*Data records*:
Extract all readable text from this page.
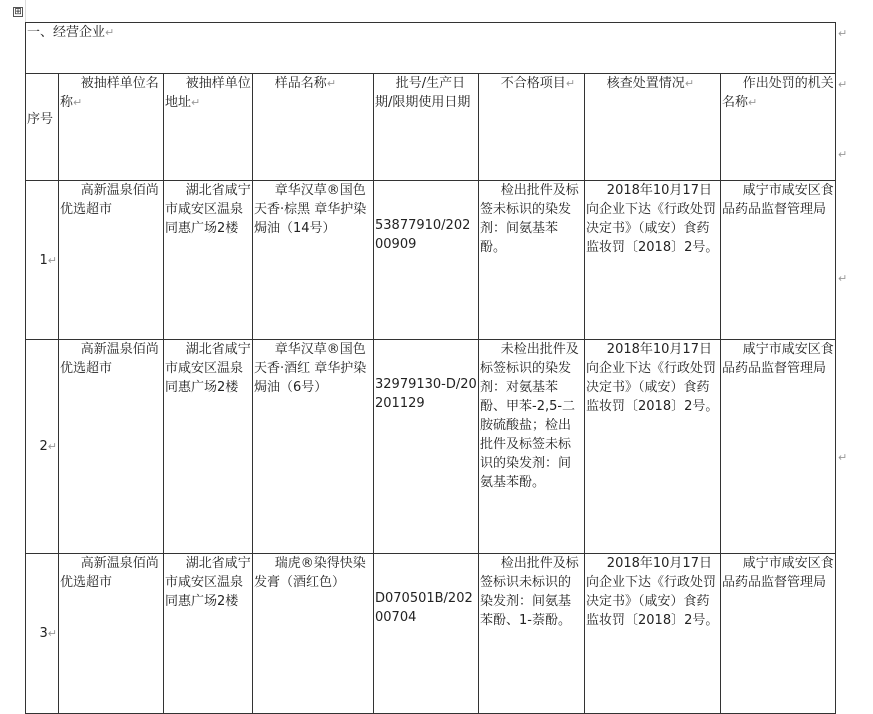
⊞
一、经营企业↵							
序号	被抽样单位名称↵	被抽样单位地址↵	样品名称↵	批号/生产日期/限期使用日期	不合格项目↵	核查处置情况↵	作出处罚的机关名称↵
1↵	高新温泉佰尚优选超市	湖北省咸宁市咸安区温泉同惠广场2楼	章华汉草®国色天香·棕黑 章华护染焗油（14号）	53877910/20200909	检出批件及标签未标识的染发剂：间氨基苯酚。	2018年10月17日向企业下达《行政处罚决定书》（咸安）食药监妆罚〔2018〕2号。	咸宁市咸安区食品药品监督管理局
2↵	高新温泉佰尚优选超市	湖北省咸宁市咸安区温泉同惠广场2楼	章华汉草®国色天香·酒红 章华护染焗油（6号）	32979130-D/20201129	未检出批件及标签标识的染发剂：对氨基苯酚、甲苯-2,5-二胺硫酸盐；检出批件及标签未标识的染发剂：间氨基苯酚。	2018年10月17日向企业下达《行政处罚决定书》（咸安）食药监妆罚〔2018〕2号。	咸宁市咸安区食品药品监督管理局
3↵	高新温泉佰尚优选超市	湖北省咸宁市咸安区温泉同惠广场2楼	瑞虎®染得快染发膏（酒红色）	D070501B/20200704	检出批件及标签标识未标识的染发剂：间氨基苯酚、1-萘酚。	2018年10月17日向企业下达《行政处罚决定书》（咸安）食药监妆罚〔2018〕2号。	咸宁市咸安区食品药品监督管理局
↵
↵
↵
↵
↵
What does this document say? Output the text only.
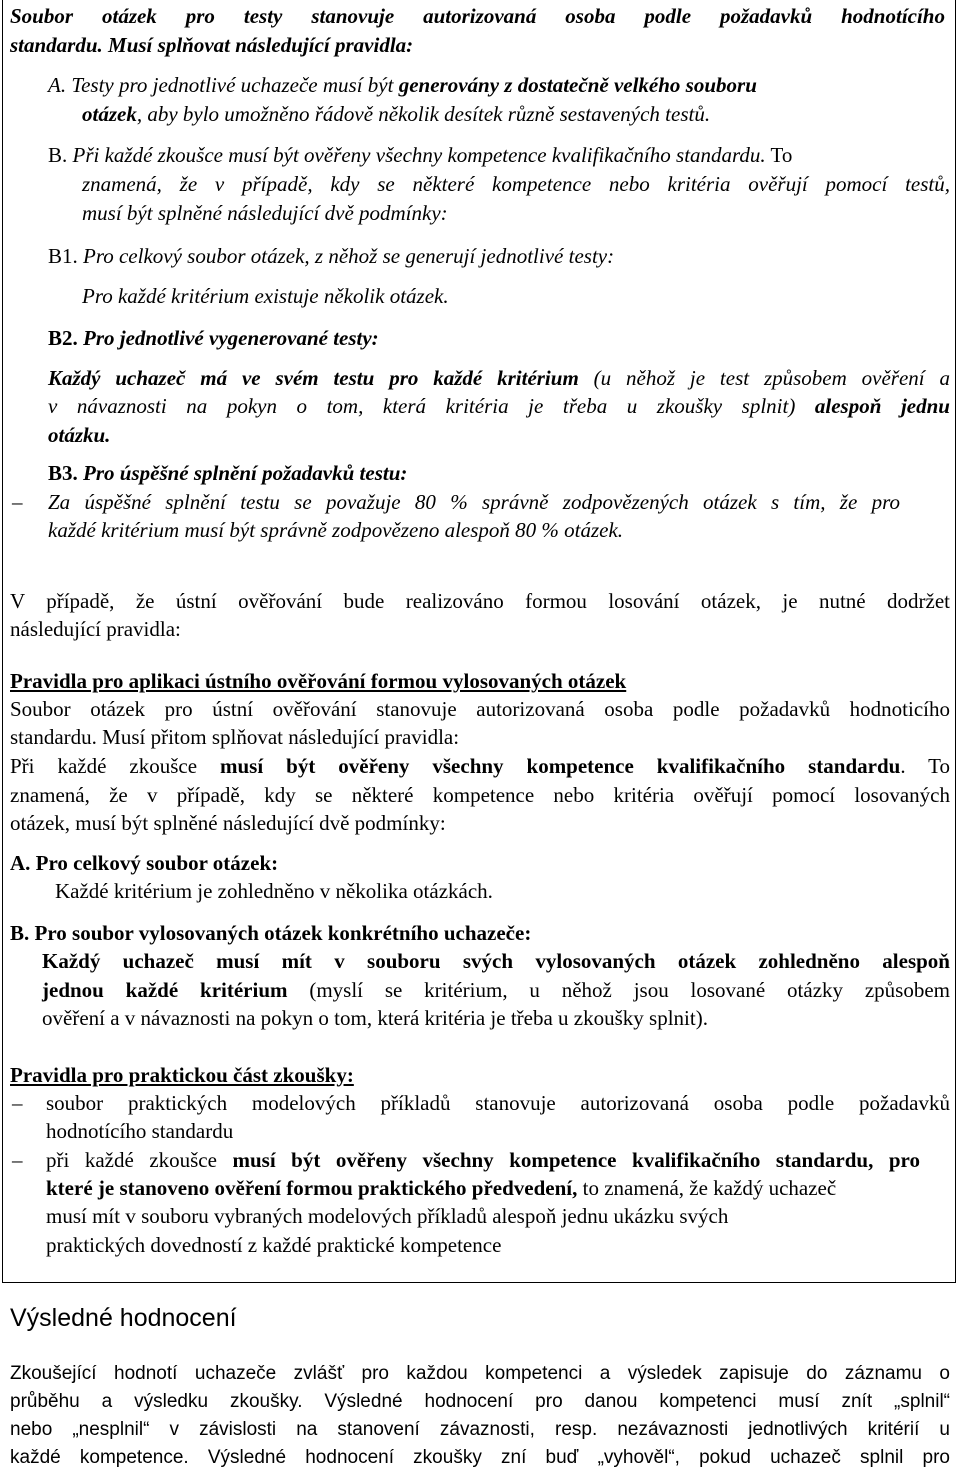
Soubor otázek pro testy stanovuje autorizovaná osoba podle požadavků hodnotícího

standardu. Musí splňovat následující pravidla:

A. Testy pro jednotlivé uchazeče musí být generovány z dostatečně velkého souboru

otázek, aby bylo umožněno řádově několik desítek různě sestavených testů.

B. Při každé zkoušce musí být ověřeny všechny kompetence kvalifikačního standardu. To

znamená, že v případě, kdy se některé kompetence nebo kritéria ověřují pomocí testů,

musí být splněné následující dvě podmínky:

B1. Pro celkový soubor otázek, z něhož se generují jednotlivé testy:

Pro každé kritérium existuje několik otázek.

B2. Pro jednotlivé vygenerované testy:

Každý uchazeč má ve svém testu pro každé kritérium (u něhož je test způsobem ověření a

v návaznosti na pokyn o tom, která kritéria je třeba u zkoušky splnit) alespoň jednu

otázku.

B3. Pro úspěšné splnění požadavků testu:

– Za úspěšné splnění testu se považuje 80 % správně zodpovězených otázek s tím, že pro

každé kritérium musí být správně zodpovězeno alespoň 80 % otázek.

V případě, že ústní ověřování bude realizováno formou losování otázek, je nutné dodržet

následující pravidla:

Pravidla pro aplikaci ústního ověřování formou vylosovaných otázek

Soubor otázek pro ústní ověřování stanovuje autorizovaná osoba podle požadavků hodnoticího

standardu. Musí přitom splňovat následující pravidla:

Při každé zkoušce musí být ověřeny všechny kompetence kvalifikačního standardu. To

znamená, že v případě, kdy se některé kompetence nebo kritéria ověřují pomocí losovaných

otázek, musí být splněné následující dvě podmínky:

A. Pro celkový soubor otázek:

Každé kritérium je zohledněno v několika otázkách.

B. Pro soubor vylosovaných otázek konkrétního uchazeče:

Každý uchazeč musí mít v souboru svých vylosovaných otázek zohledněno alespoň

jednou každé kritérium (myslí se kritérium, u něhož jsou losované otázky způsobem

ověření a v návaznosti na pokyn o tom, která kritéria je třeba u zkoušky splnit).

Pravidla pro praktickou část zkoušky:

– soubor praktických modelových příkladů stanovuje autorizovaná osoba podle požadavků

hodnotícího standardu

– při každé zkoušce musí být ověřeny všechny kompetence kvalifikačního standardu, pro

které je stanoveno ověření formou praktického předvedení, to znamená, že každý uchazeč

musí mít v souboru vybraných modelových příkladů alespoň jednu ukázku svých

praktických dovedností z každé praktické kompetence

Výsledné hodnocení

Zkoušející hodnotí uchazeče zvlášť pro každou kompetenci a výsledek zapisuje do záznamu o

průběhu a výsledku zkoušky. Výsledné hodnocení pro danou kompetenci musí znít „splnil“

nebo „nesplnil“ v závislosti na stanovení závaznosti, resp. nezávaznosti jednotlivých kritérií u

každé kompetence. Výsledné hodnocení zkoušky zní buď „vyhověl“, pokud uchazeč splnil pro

*Do this*:
Copy out all the data without changing anything, and drop the pictures.

*Output for this exercise*:
Extract all readable text from this page.
⊞
一、经营企业↵							
序号	被抽样单位名称↵	被抽样单位地址↵	样品名称↵	批号/生产日期/限期使用日期	不合格项目↵	核查处置情况↵	作出处罚的机关名称↵
1↵	高新温泉佰尚优选超市	湖北省咸宁市咸安区温泉同惠广场2楼	章华汉草®国色天香·棕黑 章华护染焗油（14号）	53877910/20200909	检出批件及标签未标识的染发剂：间氨基苯酚。	2018年10月17日向企业下达《行政处罚决定书》（咸安）食药监妆罚〔2018〕2号。	咸宁市咸安区食品药品监督管理局
2↵	高新温泉佰尚优选超市	湖北省咸宁市咸安区温泉同惠广场2楼	章华汉草®国色天香·酒红 章华护染焗油（6号）	32979130-D/20201129	未检出批件及标签标识的染发剂：对氨基苯酚、甲苯-2,5-二胺硫酸盐；检出批件及标签未标识的染发剂：间氨基苯酚。	2018年10月17日向企业下达《行政处罚决定书》（咸安）食药监妆罚〔2018〕2号。	咸宁市咸安区食品药品监督管理局
3↵	高新温泉佰尚优选超市	湖北省咸宁市咸安区温泉同惠广场2楼	瑞虎®染得快染发膏（酒红色）	D070501B/20200704	检出批件及标签标识未标识的染发剂：间氨基苯酚、1-萘酚。	2018年10月17日向企业下达《行政处罚决定书》（咸安）食药监妆罚〔2018〕2号。	咸宁市咸安区食品药品监督管理局
↵
↵
↵
↵
↵
What does this document say? Output the text only.
Soubor otázek pro testy stanovuje autorizovaná osoba podle požadavků hodnotícího

standardu. Musí splňovat následující pravidla:

A. Testy pro jednotlivé uchazeče musí být generovány z dostatečně velkého souboru

otázek, aby bylo umožněno řádově několik desítek různě sestavených testů.

B. Při každé zkoušce musí být ověřeny všechny kompetence kvalifikačního standardu. To

znamená, že v případě, kdy se některé kompetence nebo kritéria ověřují pomocí testů,

musí být splněné následující dvě podmínky:

B1. Pro celkový soubor otázek, z něhož se generují jednotlivé testy:

Pro každé kritérium existuje několik otázek.

B2. Pro jednotlivé vygenerované testy:

Každý uchazeč má ve svém testu pro každé kritérium (u něhož je test způsobem ověření a

v návaznosti na pokyn o tom, která kritéria je třeba u zkoušky splnit) alespoň jednu

otázku.

B3. Pro úspěšné splnění požadavků testu:

– Za úspěšné splnění testu se považuje 80 % správně zodpovězených otázek s tím, že pro

každé kritérium musí být správně zodpovězeno alespoň 80 % otázek.

V případě, že ústní ověřování bude realizováno formou losování otázek, je nutné dodržet

následující pravidla:

Pravidla pro aplikaci ústního ověřování formou vylosovaných otázek

Soubor otázek pro ústní ověřování stanovuje autorizovaná osoba podle požadavků hodnoticího

standardu. Musí přitom splňovat následující pravidla:

Při každé zkoušce musí být ověřeny všechny kompetence kvalifikačního standardu. To

znamená, že v případě, kdy se některé kompetence nebo kritéria ověřují pomocí losovaných

otázek, musí být splněné následující dvě podmínky:

A. Pro celkový soubor otázek:

Každé kritérium je zohledněno v několika otázkách.

B. Pro soubor vylosovaných otázek konkrétního uchazeče:

Každý uchazeč musí mít v souboru svých vylosovaných otázek zohledněno alespoň

jednou každé kritérium (myslí se kritérium, u něhož jsou losované otázky způsobem

ověření a v návaznosti na pokyn o tom, která kritéria je třeba u zkoušky splnit).

Pravidla pro praktickou část zkoušky:

– soubor praktických modelových příkladů stanovuje autorizovaná osoba podle požadavků

hodnotícího standardu

– při každé zkoušce musí být ověřeny všechny kompetence kvalifikačního standardu, pro

které je stanoveno ověření formou praktického předvedení, to znamená, že každý uchazeč

musí mít v souboru vybraných modelových příkladů alespoň jednu ukázku svých

praktických dovedností z každé praktické kompetence

Výsledné hodnocení

Zkoušející hodnotí uchazeče zvlášť pro každou kompetenci a výsledek zapisuje do záznamu o

průběhu a výsledku zkoušky. Výsledné hodnocení pro danou kompetenci musí znít „splnil“

nebo „nesplnil“ v závislosti na stanovení závaznosti, resp. nezávaznosti jednotlivých kritérií u

každé kompetence. Výsledné hodnocení zkoušky zní buď „vyhověl“, pokud uchazeč splnil pro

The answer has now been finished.